- **TASK PROMPT**
All entries below need to be written out exactly, but without their pictures.

── RECORDS PROVIDED ──

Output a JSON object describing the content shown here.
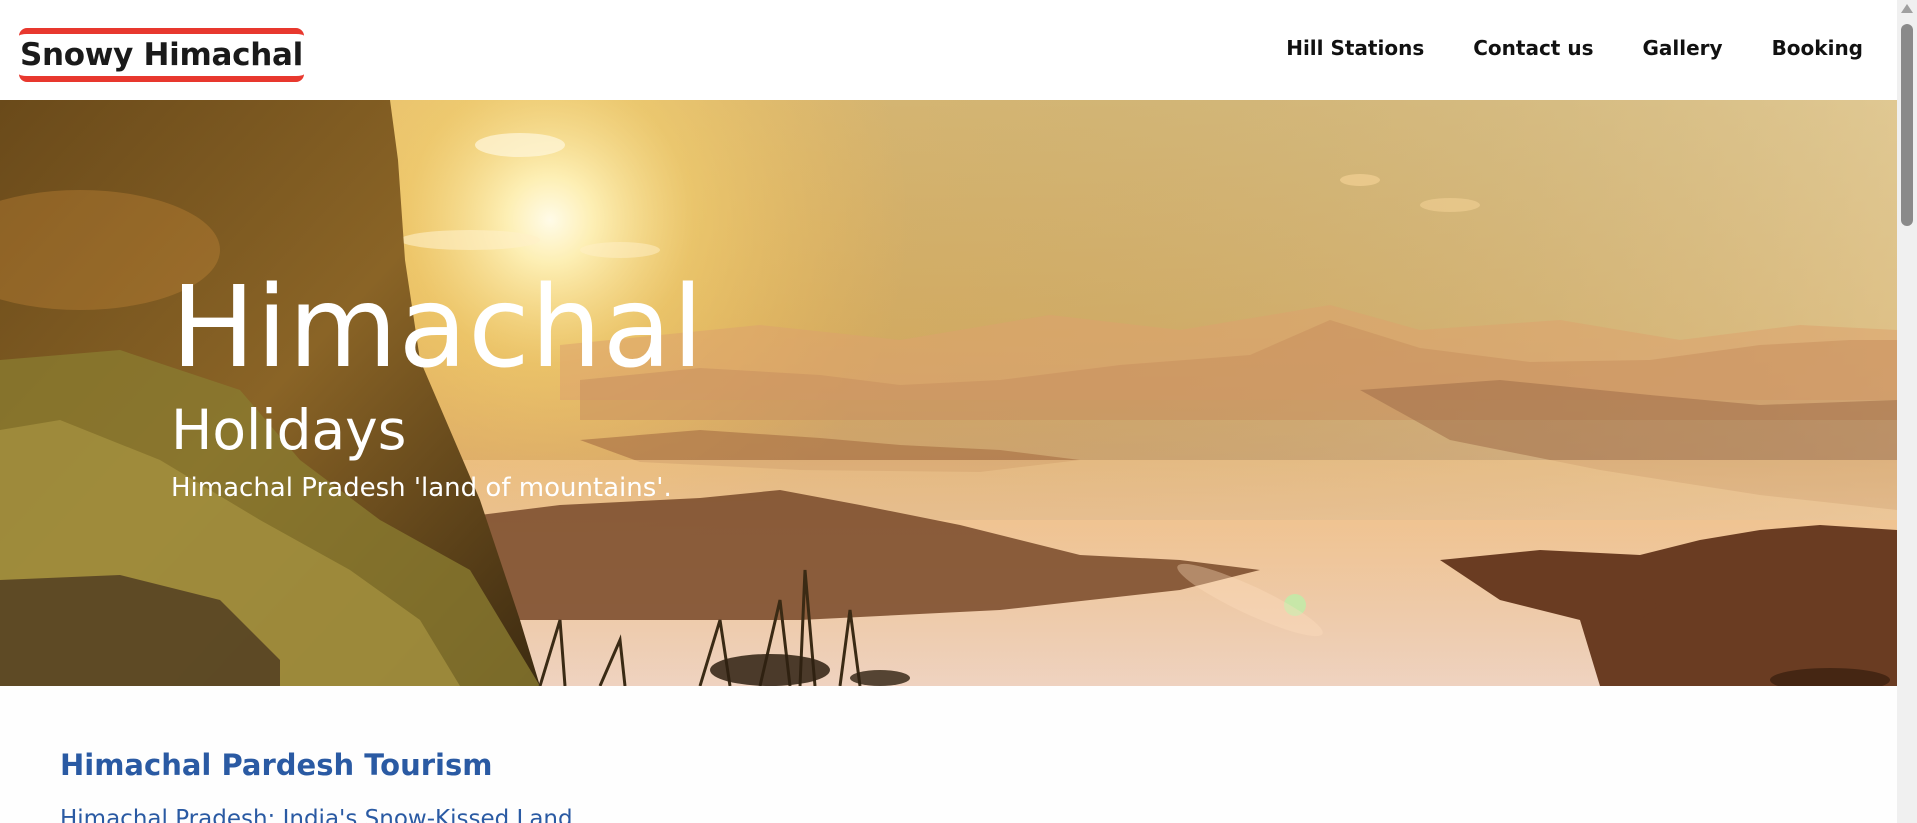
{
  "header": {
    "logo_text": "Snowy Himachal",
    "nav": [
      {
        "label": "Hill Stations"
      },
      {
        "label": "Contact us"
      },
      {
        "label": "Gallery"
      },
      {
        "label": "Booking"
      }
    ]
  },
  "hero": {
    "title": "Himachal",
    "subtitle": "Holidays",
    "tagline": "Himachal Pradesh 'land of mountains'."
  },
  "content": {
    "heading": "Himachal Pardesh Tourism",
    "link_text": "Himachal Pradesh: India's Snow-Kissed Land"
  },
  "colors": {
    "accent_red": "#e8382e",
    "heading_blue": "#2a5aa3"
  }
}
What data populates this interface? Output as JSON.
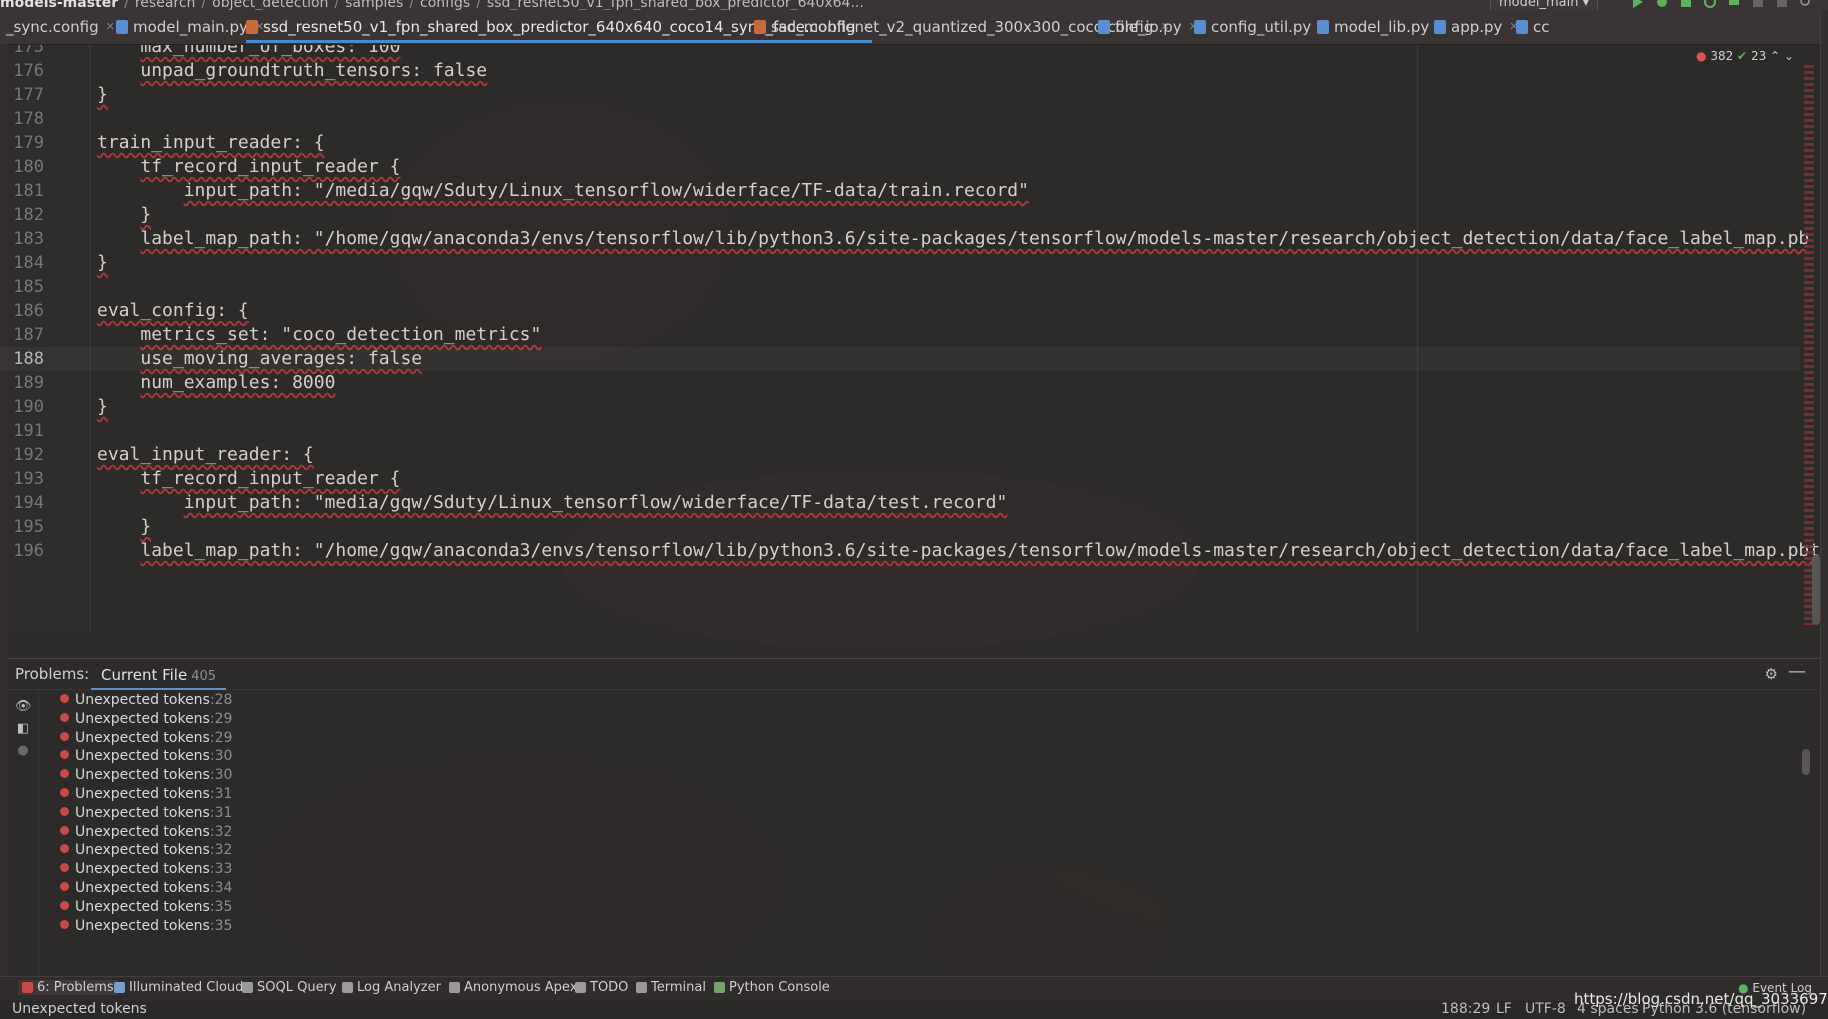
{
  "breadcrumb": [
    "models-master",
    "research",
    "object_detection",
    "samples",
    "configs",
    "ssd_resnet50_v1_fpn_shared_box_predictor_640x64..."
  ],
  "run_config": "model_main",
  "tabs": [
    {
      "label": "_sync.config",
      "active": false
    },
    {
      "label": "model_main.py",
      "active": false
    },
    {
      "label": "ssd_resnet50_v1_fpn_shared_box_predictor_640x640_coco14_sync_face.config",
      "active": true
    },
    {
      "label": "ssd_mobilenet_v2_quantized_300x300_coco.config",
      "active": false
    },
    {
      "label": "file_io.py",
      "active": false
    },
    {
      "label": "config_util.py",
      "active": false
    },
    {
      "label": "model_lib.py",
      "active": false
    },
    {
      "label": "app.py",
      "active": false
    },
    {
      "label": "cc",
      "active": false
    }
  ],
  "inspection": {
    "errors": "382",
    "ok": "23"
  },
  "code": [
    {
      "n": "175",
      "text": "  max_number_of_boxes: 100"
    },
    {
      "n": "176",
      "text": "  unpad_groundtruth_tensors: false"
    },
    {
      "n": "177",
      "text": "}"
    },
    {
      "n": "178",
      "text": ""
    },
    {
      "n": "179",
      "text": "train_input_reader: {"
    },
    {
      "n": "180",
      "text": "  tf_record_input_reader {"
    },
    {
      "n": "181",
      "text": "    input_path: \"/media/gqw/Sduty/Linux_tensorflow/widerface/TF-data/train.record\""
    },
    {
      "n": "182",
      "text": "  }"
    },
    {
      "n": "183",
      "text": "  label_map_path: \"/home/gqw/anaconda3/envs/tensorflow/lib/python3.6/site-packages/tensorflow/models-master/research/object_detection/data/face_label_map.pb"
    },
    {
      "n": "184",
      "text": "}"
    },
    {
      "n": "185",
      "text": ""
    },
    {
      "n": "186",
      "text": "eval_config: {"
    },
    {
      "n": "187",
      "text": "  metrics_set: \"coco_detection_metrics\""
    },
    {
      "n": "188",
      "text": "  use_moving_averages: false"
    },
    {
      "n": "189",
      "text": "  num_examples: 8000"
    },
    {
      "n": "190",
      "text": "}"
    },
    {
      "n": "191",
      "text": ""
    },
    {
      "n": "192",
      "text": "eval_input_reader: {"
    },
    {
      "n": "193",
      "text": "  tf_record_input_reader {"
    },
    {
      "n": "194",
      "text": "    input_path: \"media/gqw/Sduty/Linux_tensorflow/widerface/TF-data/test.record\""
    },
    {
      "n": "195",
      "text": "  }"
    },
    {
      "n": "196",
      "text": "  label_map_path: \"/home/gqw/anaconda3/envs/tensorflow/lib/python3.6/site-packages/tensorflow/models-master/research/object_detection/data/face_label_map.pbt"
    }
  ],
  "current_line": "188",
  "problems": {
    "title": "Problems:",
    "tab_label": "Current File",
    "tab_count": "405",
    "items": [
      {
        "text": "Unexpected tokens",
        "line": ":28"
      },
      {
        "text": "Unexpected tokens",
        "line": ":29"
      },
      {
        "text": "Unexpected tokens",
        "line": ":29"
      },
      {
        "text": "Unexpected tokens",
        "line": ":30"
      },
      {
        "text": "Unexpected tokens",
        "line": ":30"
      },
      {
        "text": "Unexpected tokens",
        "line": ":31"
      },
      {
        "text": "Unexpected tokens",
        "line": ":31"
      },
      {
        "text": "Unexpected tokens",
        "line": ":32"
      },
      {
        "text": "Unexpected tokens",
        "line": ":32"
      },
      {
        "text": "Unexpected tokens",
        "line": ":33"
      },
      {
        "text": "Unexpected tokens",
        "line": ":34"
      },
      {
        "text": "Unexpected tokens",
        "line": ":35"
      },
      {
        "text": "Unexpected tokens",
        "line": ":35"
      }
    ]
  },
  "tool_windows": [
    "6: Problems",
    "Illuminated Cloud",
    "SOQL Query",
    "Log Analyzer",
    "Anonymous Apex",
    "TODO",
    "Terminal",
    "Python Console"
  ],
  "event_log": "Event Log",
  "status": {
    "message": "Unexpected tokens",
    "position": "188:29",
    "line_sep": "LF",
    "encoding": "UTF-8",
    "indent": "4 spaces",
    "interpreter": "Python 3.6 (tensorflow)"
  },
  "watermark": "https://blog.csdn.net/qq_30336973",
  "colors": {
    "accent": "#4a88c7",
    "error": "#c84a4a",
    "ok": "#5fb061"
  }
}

───

- **FULL OUTPUT**
Output a JSON object describing the content shown here.
{
  "header": {
    "logo_text": "Snowy Himachal",
    "nav": [
      {
        "label": "Hill Stations"
      },
      {
        "label": "Contact us"
      },
      {
        "label": "Gallery"
      },
      {
        "label": "Booking"
      }
    ]
  },
  "hero": {
    "title": "Himachal",
    "subtitle": "Holidays",
    "tagline": "Himachal Pradesh 'land of mountains'."
  },
  "content": {
    "heading": "Himachal Pardesh Tourism",
    "link_text": "Himachal Pradesh: India's Snow-Kissed Land"
  },
  "colors": {
    "accent_red": "#e8382e",
    "heading_blue": "#2a5aa3"
  }
}
What data populates this interface? Output as JSON.
{
  "breadcrumb": [
    "models-master",
    "research",
    "object_detection",
    "samples",
    "configs",
    "ssd_resnet50_v1_fpn_shared_box_predictor_640x64..."
  ],
  "run_config": "model_main",
  "tabs": [
    {
      "label": "_sync.config",
      "active": false
    },
    {
      "label": "model_main.py",
      "active": false
    },
    {
      "label": "ssd_resnet50_v1_fpn_shared_box_predictor_640x640_coco14_sync_face.config",
      "active": true
    },
    {
      "label": "ssd_mobilenet_v2_quantized_300x300_coco.config",
      "active": false
    },
    {
      "label": "file_io.py",
      "active": false
    },
    {
      "label": "config_util.py",
      "active": false
    },
    {
      "label": "model_lib.py",
      "active": false
    },
    {
      "label": "app.py",
      "active": false
    },
    {
      "label": "cc",
      "active": false
    }
  ],
  "inspection": {
    "errors": "382",
    "ok": "23"
  },
  "code": [
    {
      "n": "175",
      "text": "  max_number_of_boxes: 100"
    },
    {
      "n": "176",
      "text": "  unpad_groundtruth_tensors: false"
    },
    {
      "n": "177",
      "text": "}"
    },
    {
      "n": "178",
      "text": ""
    },
    {
      "n": "179",
      "text": "train_input_reader: {"
    },
    {
      "n": "180",
      "text": "  tf_record_input_reader {"
    },
    {
      "n": "181",
      "text": "    input_path: \"/media/gqw/Sduty/Linux_tensorflow/widerface/TF-data/train.record\""
    },
    {
      "n": "182",
      "text": "  }"
    },
    {
      "n": "183",
      "text": "  label_map_path: \"/home/gqw/anaconda3/envs/tensorflow/lib/python3.6/site-packages/tensorflow/models-master/research/object_detection/data/face_label_map.pb"
    },
    {
      "n": "184",
      "text": "}"
    },
    {
      "n": "185",
      "text": ""
    },
    {
      "n": "186",
      "text": "eval_config: {"
    },
    {
      "n": "187",
      "text": "  metrics_set: \"coco_detection_metrics\""
    },
    {
      "n": "188",
      "text": "  use_moving_averages: false"
    },
    {
      "n": "189",
      "text": "  num_examples: 8000"
    },
    {
      "n": "190",
      "text": "}"
    },
    {
      "n": "191",
      "text": ""
    },
    {
      "n": "192",
      "text": "eval_input_reader: {"
    },
    {
      "n": "193",
      "text": "  tf_record_input_reader {"
    },
    {
      "n": "194",
      "text": "    input_path: \"media/gqw/Sduty/Linux_tensorflow/widerface/TF-data/test.record\""
    },
    {
      "n": "195",
      "text": "  }"
    },
    {
      "n": "196",
      "text": "  label_map_path: \"/home/gqw/anaconda3/envs/tensorflow/lib/python3.6/site-packages/tensorflow/models-master/research/object_detection/data/face_label_map.pbt"
    }
  ],
  "current_line": "188",
  "problems": {
    "title": "Problems:",
    "tab_label": "Current File",
    "tab_count": "405",
    "items": [
      {
        "text": "Unexpected tokens",
        "line": ":28"
      },
      {
        "text": "Unexpected tokens",
        "line": ":29"
      },
      {
        "text": "Unexpected tokens",
        "line": ":29"
      },
      {
        "text": "Unexpected tokens",
        "line": ":30"
      },
      {
        "text": "Unexpected tokens",
        "line": ":30"
      },
      {
        "text": "Unexpected tokens",
        "line": ":31"
      },
      {
        "text": "Unexpected tokens",
        "line": ":31"
      },
      {
        "text": "Unexpected tokens",
        "line": ":32"
      },
      {
        "text": "Unexpected tokens",
        "line": ":32"
      },
      {
        "text": "Unexpected tokens",
        "line": ":33"
      },
      {
        "text": "Unexpected tokens",
        "line": ":34"
      },
      {
        "text": "Unexpected tokens",
        "line": ":35"
      },
      {
        "text": "Unexpected tokens",
        "line": ":35"
      }
    ]
  },
  "tool_windows": [
    "6: Problems",
    "Illuminated Cloud",
    "SOQL Query",
    "Log Analyzer",
    "Anonymous Apex",
    "TODO",
    "Terminal",
    "Python Console"
  ],
  "event_log": "Event Log",
  "status": {
    "message": "Unexpected tokens",
    "position": "188:29",
    "line_sep": "LF",
    "encoding": "UTF-8",
    "indent": "4 spaces",
    "interpreter": "Python 3.6 (tensorflow)"
  },
  "watermark": "https://blog.csdn.net/qq_30336973",
  "colors": {
    "accent": "#4a88c7",
    "error": "#c84a4a",
    "ok": "#5fb061"
  }
}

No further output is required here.